▶ **The request**
Would you return all of this data exactly, leaving nothing out?

▶ **Dataset entries**
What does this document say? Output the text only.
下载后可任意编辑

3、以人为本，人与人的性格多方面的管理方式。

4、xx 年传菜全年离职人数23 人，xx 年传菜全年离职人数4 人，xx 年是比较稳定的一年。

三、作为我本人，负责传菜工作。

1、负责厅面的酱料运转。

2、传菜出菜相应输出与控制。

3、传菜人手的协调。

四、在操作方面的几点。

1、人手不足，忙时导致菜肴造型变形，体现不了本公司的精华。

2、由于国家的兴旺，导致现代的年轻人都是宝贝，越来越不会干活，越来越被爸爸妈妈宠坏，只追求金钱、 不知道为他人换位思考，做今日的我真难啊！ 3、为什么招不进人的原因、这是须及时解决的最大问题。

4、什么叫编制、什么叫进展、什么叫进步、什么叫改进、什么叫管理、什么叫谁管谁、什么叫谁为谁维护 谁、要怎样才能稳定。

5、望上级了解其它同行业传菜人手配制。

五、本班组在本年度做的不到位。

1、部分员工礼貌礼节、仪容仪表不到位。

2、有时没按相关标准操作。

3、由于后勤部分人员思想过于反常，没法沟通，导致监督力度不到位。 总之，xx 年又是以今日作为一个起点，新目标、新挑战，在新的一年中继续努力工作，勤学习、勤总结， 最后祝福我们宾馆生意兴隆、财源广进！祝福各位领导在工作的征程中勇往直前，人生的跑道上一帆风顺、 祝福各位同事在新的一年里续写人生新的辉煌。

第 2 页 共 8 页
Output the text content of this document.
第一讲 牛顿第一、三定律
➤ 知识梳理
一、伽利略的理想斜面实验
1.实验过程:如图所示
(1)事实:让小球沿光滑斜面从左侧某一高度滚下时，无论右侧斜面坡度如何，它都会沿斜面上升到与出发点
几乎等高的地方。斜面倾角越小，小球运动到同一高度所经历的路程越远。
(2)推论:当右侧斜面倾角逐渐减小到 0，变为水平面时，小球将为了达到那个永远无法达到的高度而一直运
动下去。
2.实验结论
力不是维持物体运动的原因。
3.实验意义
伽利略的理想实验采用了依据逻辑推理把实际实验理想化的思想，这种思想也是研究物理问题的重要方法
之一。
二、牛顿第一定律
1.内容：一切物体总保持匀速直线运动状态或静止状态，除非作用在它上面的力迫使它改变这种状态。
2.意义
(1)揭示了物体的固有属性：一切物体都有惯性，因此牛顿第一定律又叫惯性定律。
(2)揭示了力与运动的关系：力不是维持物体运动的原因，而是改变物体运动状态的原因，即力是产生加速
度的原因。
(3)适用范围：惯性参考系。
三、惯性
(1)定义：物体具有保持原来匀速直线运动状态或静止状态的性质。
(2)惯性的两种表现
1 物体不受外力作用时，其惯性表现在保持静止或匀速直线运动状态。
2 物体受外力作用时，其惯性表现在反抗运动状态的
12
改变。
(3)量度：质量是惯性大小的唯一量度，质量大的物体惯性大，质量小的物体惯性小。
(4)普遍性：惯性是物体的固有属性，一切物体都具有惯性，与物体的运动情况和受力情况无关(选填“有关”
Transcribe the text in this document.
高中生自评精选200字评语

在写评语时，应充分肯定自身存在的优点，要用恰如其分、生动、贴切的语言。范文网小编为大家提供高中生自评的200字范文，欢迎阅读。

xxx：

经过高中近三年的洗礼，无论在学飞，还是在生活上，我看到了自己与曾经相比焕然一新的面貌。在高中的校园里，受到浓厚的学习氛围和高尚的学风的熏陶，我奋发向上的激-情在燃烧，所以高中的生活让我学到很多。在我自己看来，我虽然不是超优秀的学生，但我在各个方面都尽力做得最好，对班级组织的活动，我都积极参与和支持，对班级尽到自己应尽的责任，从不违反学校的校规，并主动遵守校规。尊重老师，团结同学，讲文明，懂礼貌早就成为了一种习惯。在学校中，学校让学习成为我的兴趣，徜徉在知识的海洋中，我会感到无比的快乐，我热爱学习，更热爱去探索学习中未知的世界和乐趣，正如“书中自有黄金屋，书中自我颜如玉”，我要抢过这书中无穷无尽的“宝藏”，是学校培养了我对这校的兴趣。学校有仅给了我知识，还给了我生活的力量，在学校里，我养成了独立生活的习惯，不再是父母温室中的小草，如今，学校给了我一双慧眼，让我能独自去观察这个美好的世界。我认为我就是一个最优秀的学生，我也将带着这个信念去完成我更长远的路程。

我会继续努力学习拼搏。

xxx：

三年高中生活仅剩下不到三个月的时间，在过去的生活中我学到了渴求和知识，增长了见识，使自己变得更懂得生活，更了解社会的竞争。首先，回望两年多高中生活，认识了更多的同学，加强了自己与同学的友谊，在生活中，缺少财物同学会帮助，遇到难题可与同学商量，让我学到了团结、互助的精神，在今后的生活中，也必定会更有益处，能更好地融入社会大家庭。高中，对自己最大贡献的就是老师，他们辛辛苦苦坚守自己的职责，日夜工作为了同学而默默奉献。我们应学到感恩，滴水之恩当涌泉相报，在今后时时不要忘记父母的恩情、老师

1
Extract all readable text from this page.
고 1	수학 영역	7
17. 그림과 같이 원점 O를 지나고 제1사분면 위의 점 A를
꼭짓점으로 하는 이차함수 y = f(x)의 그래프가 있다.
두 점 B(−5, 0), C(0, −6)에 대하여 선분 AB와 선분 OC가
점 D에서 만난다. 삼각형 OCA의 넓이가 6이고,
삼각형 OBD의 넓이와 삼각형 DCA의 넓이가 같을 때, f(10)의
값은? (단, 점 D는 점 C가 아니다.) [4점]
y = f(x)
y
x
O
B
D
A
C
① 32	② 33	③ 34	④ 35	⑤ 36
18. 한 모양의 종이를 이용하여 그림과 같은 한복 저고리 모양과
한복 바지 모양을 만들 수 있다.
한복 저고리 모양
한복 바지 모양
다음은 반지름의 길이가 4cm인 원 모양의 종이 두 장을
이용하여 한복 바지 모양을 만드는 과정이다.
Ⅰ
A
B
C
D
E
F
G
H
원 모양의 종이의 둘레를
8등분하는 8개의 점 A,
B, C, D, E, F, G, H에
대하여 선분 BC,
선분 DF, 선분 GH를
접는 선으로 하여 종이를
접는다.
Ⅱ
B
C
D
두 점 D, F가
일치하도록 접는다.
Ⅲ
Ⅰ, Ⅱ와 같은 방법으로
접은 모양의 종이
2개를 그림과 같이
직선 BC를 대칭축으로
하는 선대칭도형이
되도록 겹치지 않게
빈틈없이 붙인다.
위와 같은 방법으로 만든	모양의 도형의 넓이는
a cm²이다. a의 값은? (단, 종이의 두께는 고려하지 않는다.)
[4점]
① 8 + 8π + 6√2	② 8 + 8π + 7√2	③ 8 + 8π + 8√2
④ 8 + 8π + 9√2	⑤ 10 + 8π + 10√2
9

▶ **Answer for the task**
What does this document say? Output the text only.
下载后可任意编辑

3、以人为本，人与人的性格多方面的管理方式。

4、xx 年传菜全年离职人数23 人，xx 年传菜全年离职人数4 人，xx 年是比较稳定的一年。

三、作为我本人，负责传菜工作。

1、负责厅面的酱料运转。

2、传菜出菜相应输出与控制。

3、传菜人手的协调。

四、在操作方面的几点。

1、人手不足，忙时导致菜肴造型变形，体现不了本公司的精华。

2、由于国家的兴旺，导致现代的年轻人都是宝贝，越来越不会干活，越来越被爸爸妈妈宠坏，只追求金钱、 不知道为他人换位思考，做今日的我真难啊！ 3、为什么招不进人的原因、这是须及时解决的最大问题。

4、什么叫编制、什么叫进展、什么叫进步、什么叫改进、什么叫管理、什么叫谁管谁、什么叫谁为谁维护 谁、要怎样才能稳定。

5、望上级了解其它同行业传菜人手配制。

五、本班组在本年度做的不到位。

1、部分员工礼貌礼节、仪容仪表不到位。

2、有时没按相关标准操作。

3、由于后勤部分人员思想过于反常，没法沟通，导致监督力度不到位。 总之，xx 年又是以今日作为一个起点，新目标、新挑战，在新的一年中继续努力工作，勤学习、勤总结， 最后祝福我们宾馆生意兴隆、财源广进！祝福各位领导在工作的征程中勇往直前，人生的跑道上一帆风顺、 祝福各位同事在新的一年里续写人生新的辉煌。

第 2 页 共 8 页
Output the text content of this document.
第一讲 牛顿第一、三定律
➤ 知识梳理
一、伽利略的理想斜面实验
1.实验过程:如图所示
(1)事实:让小球沿光滑斜面从左侧某一高度滚下时，无论右侧斜面坡度如何，它都会沿斜面上升到与出发点
几乎等高的地方。斜面倾角越小，小球运动到同一高度所经历的路程越远。
(2)推论:当右侧斜面倾角逐渐减小到 0，变为水平面时，小球将为了达到那个永远无法达到的高度而一直运
动下去。
2.实验结论
力不是维持物体运动的原因。
3.实验意义
伽利略的理想实验采用了依据逻辑推理把实际实验理想化的思想，这种思想也是研究物理问题的重要方法
之一。
二、牛顿第一定律
1.内容：一切物体总保持匀速直线运动状态或静止状态，除非作用在它上面的力迫使它改变这种状态。
2.意义
(1)揭示了物体的固有属性：一切物体都有惯性，因此牛顿第一定律又叫惯性定律。
(2)揭示了力与运动的关系：力不是维持物体运动的原因，而是改变物体运动状态的原因，即力是产生加速
度的原因。
(3)适用范围：惯性参考系。
三、惯性
(1)定义：物体具有保持原来匀速直线运动状态或静止状态的性质。
(2)惯性的两种表现
1 物体不受外力作用时，其惯性表现在保持静止或匀速直线运动状态。
2 物体受外力作用时，其惯性表现在反抗运动状态的
12
改变。
(3)量度：质量是惯性大小的唯一量度，质量大的物体惯性大，质量小的物体惯性小。
(4)普遍性：惯性是物体的固有属性，一切物体都具有惯性，与物体的运动情况和受力情况无关(选填“有关”
Transcribe the text in this document.
高中生自评精选200字评语

在写评语时，应充分肯定自身存在的优点，要用恰如其分、生动、贴切的语言。范文网小编为大家提供高中生自评的200字范文，欢迎阅读。

xxx：

经过高中近三年的洗礼，无论在学飞，还是在生活上，我看到了自己与曾经相比焕然一新的面貌。在高中的校园里，受到浓厚的学习氛围和高尚的学风的熏陶，我奋发向上的激-情在燃烧，所以高中的生活让我学到很多。在我自己看来，我虽然不是超优秀的学生，但我在各个方面都尽力做得最好，对班级组织的活动，我都积极参与和支持，对班级尽到自己应尽的责任，从不违反学校的校规，并主动遵守校规。尊重老师，团结同学，讲文明，懂礼貌早就成为了一种习惯。在学校中，学校让学习成为我的兴趣，徜徉在知识的海洋中，我会感到无比的快乐，我热爱学习，更热爱去探索学习中未知的世界和乐趣，正如“书中自有黄金屋，书中自我颜如玉”，我要抢过这书中无穷无尽的“宝藏”，是学校培养了我对这校的兴趣。学校有仅给了我知识，还给了我生活的力量，在学校里，我养成了独立生活的习惯，不再是父母温室中的小草，如今，学校给了我一双慧眼，让我能独自去观察这个美好的世界。我认为我就是一个最优秀的学生，我也将带着这个信念去完成我更长远的路程。

我会继续努力学习拼搏。

xxx：

三年高中生活仅剩下不到三个月的时间，在过去的生活中我学到了渴求和知识，增长了见识，使自己变得更懂得生活，更了解社会的竞争。首先，回望两年多高中生活，认识了更多的同学，加强了自己与同学的友谊，在生活中，缺少财物同学会帮助，遇到难题可与同学商量，让我学到了团结、互助的精神，在今后的生活中，也必定会更有益处，能更好地融入社会大家庭。高中，对自己最大贡献的就是老师，他们辛辛苦苦坚守自己的职责，日夜工作为了同学而默默奉献。我们应学到感恩，滴水之恩当涌泉相报，在今后时时不要忘记父母的恩情、老师

1
Extract all readable text from this page.
고 1	수학 영역	7
17. 그림과 같이 원점 O를 지나고 제1사분면 위의 점 A를
꼭짓점으로 하는 이차함수 y = f(x)의 그래프가 있다.
두 점 B(−5, 0), C(0, −6)에 대하여 선분 AB와 선분 OC가
점 D에서 만난다. 삼각형 OCA의 넓이가 6이고,
삼각형 OBD의 넓이와 삼각형 DCA의 넓이가 같을 때, f(10)의
값은? (단, 점 D는 점 C가 아니다.) [4점]
y = f(x)
y
x
O
B
D
A
C
① 32	② 33	③ 34	④ 35	⑤ 36
18. 한 모양의 종이를 이용하여 그림과 같은 한복 저고리 모양과
한복 바지 모양을 만들 수 있다.
한복 저고리 모양
한복 바지 모양
다음은 반지름의 길이가 4cm인 원 모양의 종이 두 장을
이용하여 한복 바지 모양을 만드는 과정이다.
Ⅰ
A
B
C
D
E
F
G
H
원 모양의 종이의 둘레를
8등분하는 8개의 점 A,
B, C, D, E, F, G, H에
대하여 선분 BC,
선분 DF, 선분 GH를
접는 선으로 하여 종이를
접는다.
Ⅱ
B
C
D
두 점 D, F가
일치하도록 접는다.
Ⅲ
Ⅰ, Ⅱ와 같은 방법으로
접은 모양의 종이
2개를 그림과 같이
직선 BC를 대칭축으로
하는 선대칭도형이
되도록 겹치지 않게
빈틈없이 붙인다.
위와 같은 방법으로 만든	모양의 도형의 넓이는
a cm²이다. a의 값은? (단, 종이의 두께는 고려하지 않는다.)
[4점]
① 8 + 8π + 6√2	② 8 + 8π + 7√2	③ 8 + 8π + 8√2
④ 8 + 8π + 9√2	⑤ 10 + 8π + 10√2
9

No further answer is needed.